Direction: Find the lines below that contain the string "Market". Copy each one.
:::::
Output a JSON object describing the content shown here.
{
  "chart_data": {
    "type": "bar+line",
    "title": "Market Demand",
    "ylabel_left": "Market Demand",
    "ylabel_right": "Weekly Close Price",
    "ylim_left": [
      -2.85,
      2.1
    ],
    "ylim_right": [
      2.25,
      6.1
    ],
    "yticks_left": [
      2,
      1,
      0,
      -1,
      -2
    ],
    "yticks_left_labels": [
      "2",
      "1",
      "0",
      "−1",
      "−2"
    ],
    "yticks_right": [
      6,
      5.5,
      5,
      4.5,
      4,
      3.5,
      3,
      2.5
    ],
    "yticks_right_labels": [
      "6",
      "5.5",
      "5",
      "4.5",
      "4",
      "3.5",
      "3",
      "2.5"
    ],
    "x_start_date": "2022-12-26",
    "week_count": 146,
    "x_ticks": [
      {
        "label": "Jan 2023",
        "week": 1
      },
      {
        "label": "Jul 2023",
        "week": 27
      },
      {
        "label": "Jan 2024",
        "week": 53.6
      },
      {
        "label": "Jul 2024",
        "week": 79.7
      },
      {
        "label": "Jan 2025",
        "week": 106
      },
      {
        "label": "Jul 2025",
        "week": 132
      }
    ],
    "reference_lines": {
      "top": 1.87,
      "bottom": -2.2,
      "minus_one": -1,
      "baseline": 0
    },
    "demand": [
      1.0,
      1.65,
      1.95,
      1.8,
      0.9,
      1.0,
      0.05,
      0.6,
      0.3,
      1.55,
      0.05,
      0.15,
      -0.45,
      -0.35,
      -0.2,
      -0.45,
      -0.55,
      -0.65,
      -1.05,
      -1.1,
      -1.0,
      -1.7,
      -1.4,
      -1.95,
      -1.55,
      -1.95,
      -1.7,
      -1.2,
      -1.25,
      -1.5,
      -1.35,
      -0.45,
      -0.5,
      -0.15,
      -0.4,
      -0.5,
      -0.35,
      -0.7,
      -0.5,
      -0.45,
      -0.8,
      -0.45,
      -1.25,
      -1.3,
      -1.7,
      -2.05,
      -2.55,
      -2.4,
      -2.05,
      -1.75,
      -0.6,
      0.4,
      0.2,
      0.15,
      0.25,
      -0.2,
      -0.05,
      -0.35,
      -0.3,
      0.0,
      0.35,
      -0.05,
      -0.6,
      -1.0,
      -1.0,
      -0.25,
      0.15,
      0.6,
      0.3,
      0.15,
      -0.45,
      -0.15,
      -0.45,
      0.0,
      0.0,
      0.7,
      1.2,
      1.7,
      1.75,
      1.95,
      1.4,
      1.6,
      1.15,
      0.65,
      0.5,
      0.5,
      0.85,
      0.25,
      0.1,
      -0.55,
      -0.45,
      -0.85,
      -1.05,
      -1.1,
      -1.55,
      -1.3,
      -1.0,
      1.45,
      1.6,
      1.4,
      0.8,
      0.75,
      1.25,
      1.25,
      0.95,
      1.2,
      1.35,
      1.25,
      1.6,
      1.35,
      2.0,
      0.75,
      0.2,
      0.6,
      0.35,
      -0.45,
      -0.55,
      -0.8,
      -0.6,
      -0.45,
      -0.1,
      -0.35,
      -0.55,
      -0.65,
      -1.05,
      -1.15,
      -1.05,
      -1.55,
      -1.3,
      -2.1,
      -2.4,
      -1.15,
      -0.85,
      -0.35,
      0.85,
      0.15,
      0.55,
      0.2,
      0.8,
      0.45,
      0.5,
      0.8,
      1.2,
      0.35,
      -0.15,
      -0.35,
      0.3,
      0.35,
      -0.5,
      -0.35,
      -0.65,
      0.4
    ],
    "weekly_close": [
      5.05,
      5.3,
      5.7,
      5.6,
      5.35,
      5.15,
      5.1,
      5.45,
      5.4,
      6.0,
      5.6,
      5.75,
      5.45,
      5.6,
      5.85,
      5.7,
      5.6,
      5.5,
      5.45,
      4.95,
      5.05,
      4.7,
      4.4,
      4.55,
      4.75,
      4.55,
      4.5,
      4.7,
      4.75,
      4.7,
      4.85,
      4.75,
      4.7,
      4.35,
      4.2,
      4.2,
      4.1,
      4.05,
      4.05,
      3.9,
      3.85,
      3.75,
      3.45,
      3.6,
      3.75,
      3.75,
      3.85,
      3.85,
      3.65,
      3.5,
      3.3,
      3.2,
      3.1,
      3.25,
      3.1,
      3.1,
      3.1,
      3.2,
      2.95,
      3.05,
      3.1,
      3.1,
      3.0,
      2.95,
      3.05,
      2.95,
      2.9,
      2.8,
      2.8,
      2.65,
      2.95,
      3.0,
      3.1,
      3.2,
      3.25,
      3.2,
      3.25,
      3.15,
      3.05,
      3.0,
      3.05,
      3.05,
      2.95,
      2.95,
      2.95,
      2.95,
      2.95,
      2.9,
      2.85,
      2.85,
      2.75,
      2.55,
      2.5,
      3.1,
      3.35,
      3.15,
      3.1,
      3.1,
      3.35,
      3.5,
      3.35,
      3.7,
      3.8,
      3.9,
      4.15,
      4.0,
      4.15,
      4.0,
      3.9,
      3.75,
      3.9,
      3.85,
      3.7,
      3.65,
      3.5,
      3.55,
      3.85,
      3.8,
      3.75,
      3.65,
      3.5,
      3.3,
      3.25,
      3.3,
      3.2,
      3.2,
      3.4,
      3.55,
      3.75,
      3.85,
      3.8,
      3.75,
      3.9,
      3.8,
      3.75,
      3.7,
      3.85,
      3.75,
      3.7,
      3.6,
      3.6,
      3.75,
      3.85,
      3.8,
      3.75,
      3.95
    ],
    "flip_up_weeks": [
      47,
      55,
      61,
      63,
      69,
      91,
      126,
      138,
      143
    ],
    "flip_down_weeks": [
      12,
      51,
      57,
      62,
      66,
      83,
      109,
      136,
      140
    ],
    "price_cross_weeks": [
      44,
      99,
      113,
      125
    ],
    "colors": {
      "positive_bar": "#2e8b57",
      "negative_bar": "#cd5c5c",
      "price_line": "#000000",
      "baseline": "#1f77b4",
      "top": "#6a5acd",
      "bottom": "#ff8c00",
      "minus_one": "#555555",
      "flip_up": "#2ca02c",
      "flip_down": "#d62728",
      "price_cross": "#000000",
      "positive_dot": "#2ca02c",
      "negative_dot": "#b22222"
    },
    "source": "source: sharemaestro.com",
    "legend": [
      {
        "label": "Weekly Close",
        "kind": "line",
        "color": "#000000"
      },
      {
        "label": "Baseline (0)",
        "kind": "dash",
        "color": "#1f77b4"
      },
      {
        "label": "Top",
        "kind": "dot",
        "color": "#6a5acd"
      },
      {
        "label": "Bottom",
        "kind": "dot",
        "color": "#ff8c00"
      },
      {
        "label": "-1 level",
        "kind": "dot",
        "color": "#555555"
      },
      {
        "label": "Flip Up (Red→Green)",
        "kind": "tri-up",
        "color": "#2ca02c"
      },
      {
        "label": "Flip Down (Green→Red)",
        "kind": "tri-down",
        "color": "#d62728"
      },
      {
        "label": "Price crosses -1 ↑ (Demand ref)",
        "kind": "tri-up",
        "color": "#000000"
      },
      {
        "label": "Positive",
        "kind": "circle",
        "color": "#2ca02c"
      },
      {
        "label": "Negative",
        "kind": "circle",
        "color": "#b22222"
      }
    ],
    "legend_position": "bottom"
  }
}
:::::
Response below:
    "title": "Market Demand",
    "ylabel_left": "Market Demand",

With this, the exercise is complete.